> PROBLEM STATEMENT: Return all of the data exactly as written, without the pictures.

> EXERCISE INPUTS:

┏━━

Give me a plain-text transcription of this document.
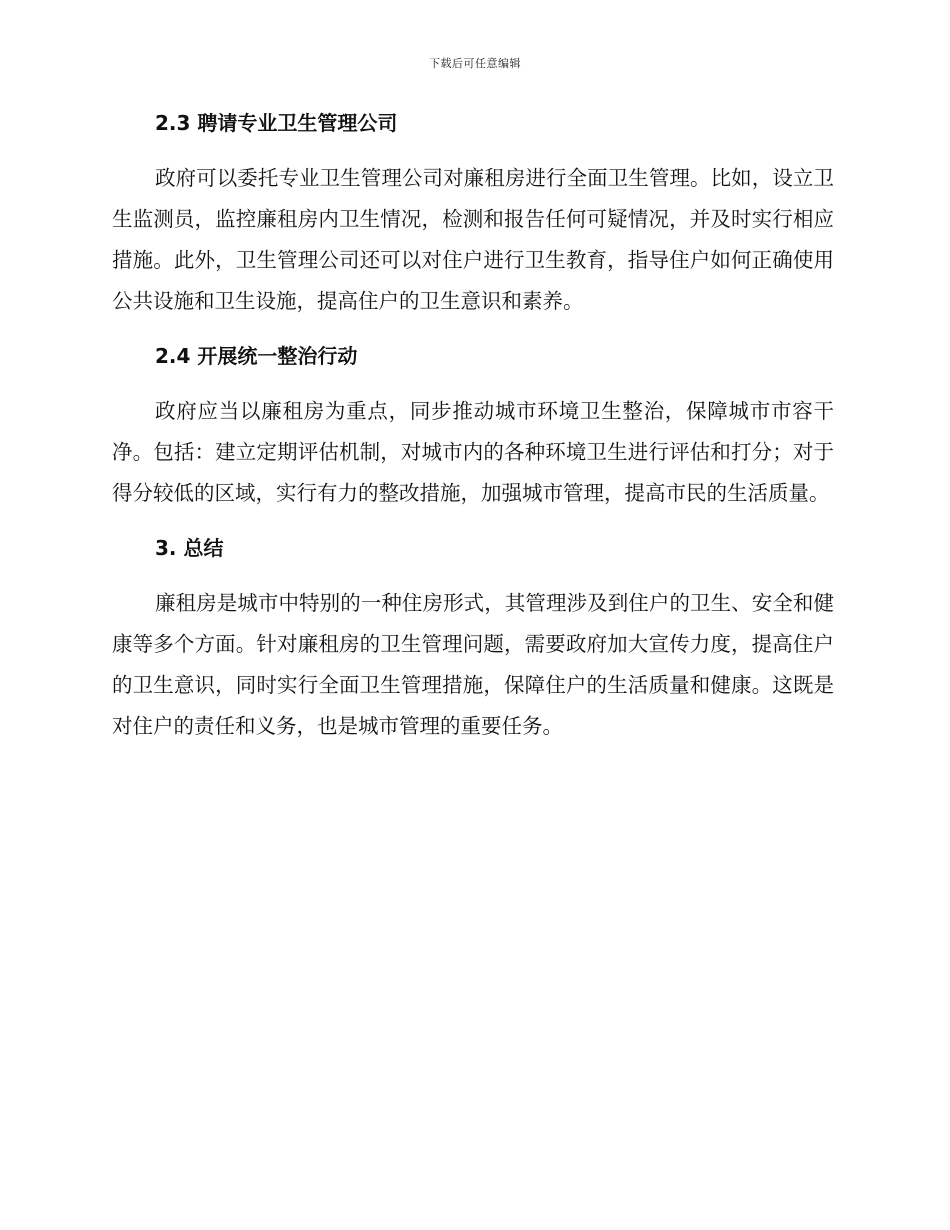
下载后可任意编辑
2.3 聘请专业卫生管理公司

政府可以委托专业卫生管理公司对廉租房进行全面卫生管理。比如，设立卫生监测员，监控廉租房内卫生情况，检测和报告任何可疑情况，并及时实行相应措施。此外，卫生管理公司还可以对住户进行卫生教育，指导住户如何正确使用公共设施和卫生设施，提高住户的卫生意识和素养。

2.4 开展统一整治行动

政府应当以廉租房为重点，同步推动城市环境卫生整治，保障城市市容干净。包括：建立定期评估机制，对城市内的各种环境卫生进行评估和打分；对于得分较低的区域，实行有力的整改措施，加强城市管理，提高市民的生活质量。

3. 总结

廉租房是城市中特别的一种住房形式，其管理涉及到住户的卫生、安全和健康等多个方面。针对廉租房的卫生管理问题，需要政府加大宣传力度，提高住户的卫生意识，同时实行全面卫生管理措施，保障住户的生活质量和健康。这既是对住户的责任和义务，也是城市管理的重要任务。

┗━━

> SOLVED EXERCISE:
Give me a plain-text transcription of this document.
下载后可任意编辑
2.3 聘请专业卫生管理公司

政府可以委托专业卫生管理公司对廉租房进行全面卫生管理。比如，设立卫生监测员，监控廉租房内卫生情况，检测和报告任何可疑情况，并及时实行相应措施。此外，卫生管理公司还可以对住户进行卫生教育，指导住户如何正确使用公共设施和卫生设施，提高住户的卫生意识和素养。

2.4 开展统一整治行动

政府应当以廉租房为重点，同步推动城市环境卫生整治，保障城市市容干净。包括：建立定期评估机制，对城市内的各种环境卫生进行评估和打分；对于得分较低的区域，实行有力的整改措施，加强城市管理，提高市民的生活质量。

3. 总结

廉租房是城市中特别的一种住房形式，其管理涉及到住户的卫生、安全和健康等多个方面。针对廉租房的卫生管理问题，需要政府加大宣传力度，提高住户的卫生意识，同时实行全面卫生管理措施，保障住户的生活质量和健康。这既是对住户的责任和义务，也是城市管理的重要任务。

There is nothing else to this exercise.